Exercise: Filter these entries, keeping only lines that hold the word "dava".

Entries provided:

═══

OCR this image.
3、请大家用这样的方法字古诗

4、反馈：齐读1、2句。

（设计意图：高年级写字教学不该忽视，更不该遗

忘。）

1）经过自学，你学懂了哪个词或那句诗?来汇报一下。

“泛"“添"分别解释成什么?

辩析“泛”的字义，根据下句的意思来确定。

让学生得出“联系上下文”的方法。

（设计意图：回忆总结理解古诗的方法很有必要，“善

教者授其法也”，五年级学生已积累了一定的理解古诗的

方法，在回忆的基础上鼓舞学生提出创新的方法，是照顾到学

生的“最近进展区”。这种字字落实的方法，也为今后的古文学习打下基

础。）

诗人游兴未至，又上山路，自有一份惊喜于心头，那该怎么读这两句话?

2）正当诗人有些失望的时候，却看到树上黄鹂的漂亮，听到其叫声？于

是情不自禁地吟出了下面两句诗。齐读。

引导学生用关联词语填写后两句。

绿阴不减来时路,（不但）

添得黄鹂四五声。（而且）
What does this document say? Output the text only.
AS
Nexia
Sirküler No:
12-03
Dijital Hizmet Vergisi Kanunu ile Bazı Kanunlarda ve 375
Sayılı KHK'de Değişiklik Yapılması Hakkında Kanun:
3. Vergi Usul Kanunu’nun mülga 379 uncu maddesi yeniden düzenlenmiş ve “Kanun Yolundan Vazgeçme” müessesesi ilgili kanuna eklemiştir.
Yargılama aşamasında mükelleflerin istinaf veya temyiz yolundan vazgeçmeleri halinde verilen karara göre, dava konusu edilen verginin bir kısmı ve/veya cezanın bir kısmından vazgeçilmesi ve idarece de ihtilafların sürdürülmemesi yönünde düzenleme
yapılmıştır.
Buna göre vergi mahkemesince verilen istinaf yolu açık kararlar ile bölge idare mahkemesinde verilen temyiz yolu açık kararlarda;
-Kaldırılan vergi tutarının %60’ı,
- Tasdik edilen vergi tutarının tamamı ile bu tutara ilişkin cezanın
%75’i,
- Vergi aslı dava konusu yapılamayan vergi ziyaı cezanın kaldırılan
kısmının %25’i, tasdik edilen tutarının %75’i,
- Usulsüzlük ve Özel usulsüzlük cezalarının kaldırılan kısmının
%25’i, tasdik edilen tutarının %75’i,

═══

Response to this task:
Yargılama aşamasında mükelleflerin istinaf veya temyiz yolundan vazgeçmeleri halinde verilen karara göre, dava konusu edilen verginin bir kısmı ve/veya cezanın bir kısmından vazgeçilmesi ve idarece de ihtilafların sürdürülmemesi yönünde düzenleme
- Vergi aslı dava konusu yapılamayan vergi ziyaı cezanın kaldırılan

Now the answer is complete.